Problem
Go through the listing and return every line with "nông" in it.

Entries from a dataset:
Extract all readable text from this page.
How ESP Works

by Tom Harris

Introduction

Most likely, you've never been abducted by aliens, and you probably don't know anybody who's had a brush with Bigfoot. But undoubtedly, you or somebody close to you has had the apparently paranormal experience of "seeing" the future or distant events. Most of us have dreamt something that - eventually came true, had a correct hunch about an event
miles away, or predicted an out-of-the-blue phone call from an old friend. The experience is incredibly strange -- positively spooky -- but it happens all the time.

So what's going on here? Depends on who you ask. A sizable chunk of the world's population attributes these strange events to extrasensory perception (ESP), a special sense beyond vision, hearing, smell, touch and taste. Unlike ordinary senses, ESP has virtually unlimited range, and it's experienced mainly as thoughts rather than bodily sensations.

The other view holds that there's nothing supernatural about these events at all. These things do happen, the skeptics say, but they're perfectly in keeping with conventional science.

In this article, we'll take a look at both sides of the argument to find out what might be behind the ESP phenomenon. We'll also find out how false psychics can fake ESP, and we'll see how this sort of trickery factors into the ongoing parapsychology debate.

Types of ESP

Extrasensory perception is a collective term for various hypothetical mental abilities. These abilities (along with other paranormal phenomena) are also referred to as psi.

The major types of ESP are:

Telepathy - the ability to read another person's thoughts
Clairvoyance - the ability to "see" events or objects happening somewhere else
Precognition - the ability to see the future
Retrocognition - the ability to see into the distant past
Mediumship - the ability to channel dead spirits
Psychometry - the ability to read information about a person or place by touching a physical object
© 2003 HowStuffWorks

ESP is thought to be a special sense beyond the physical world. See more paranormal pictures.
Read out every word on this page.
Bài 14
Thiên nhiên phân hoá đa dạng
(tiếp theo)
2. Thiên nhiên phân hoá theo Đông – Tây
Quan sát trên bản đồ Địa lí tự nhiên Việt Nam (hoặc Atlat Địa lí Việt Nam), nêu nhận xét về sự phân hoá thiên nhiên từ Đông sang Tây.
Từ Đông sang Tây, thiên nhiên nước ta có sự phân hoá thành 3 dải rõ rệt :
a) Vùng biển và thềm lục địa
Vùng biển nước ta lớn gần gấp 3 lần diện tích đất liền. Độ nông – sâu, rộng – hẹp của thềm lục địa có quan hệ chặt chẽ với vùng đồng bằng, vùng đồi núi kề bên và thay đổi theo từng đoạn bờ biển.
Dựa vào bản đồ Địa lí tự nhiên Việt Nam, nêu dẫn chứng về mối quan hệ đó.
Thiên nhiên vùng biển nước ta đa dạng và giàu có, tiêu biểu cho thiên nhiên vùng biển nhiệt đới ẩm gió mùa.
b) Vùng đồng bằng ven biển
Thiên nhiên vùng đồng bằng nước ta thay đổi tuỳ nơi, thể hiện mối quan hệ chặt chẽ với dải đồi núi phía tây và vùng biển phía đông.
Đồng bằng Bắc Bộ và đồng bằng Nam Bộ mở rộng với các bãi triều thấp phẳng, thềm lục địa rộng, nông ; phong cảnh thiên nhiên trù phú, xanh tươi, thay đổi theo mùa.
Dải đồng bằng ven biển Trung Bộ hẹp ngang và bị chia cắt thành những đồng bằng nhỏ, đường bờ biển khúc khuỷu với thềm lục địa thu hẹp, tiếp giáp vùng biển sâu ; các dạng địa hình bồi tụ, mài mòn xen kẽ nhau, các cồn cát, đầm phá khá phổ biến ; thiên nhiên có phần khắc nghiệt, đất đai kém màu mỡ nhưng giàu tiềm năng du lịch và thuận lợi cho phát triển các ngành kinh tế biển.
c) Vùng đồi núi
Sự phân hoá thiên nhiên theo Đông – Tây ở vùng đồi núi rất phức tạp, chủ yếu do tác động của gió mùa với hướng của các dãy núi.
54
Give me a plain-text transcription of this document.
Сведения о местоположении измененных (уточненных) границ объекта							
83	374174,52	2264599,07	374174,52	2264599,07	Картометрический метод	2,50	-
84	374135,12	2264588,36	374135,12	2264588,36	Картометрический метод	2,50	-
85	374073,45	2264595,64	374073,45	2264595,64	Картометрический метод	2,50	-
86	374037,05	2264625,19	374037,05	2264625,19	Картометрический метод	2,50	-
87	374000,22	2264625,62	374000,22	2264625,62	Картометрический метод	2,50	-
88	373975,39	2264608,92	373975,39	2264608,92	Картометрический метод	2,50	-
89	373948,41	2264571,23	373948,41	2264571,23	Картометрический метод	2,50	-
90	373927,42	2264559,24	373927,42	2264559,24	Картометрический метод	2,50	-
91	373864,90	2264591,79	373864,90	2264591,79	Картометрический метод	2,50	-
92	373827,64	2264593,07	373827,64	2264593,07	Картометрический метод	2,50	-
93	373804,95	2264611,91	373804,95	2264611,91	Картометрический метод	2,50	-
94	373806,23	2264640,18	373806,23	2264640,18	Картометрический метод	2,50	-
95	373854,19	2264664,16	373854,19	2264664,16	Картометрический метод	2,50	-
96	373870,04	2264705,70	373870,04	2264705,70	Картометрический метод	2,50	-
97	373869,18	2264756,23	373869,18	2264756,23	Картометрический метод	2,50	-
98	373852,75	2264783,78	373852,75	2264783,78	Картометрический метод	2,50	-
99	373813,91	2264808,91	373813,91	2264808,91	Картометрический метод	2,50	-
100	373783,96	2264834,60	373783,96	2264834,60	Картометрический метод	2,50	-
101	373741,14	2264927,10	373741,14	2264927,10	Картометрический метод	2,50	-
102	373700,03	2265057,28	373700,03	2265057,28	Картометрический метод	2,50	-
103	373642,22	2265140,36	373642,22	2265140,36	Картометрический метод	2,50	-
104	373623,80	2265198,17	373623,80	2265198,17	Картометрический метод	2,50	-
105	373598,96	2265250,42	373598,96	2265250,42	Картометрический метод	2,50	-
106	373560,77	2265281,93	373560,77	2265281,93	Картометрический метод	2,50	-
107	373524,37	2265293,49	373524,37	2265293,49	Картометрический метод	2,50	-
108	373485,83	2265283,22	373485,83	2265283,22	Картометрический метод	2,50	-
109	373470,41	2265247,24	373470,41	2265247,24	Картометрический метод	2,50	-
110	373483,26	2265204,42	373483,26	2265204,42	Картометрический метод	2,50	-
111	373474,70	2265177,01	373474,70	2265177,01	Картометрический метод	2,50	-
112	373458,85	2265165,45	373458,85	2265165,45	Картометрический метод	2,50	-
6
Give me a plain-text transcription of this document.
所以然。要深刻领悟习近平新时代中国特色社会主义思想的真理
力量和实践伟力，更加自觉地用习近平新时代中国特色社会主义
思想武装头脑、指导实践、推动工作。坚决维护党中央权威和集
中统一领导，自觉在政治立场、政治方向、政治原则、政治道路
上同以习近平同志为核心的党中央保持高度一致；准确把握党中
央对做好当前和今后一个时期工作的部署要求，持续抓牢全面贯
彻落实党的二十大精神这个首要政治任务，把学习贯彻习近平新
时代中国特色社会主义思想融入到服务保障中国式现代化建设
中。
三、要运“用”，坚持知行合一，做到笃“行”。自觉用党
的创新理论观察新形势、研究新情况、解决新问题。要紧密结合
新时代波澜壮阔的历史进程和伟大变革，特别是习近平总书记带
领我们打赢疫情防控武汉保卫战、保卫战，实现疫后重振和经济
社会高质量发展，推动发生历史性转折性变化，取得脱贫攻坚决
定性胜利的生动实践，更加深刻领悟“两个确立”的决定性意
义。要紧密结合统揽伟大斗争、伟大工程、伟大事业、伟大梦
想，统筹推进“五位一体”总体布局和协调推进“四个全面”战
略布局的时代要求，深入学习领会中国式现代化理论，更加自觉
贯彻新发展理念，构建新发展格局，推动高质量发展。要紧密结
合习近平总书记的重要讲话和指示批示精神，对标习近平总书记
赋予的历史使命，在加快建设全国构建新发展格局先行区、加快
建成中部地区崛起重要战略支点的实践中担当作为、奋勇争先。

Answer for the task
Vùng biển nước ta lớn gần gấp 3 lần diện tích đất liền. Độ nông – sâu, rộng – hẹp của thềm lục địa có quan hệ chặt chẽ với vùng đồng bằng, vùng đồi núi kề bên và thay đổi theo từng đoạn bờ biển.
Đồng bằng Bắc Bộ và đồng bằng Nam Bộ mở rộng với các bãi triều thấp phẳng, thềm lục địa rộng, nông ; phong cảnh thiên nhiên trù phú, xanh tươi, thay đổi theo mùa.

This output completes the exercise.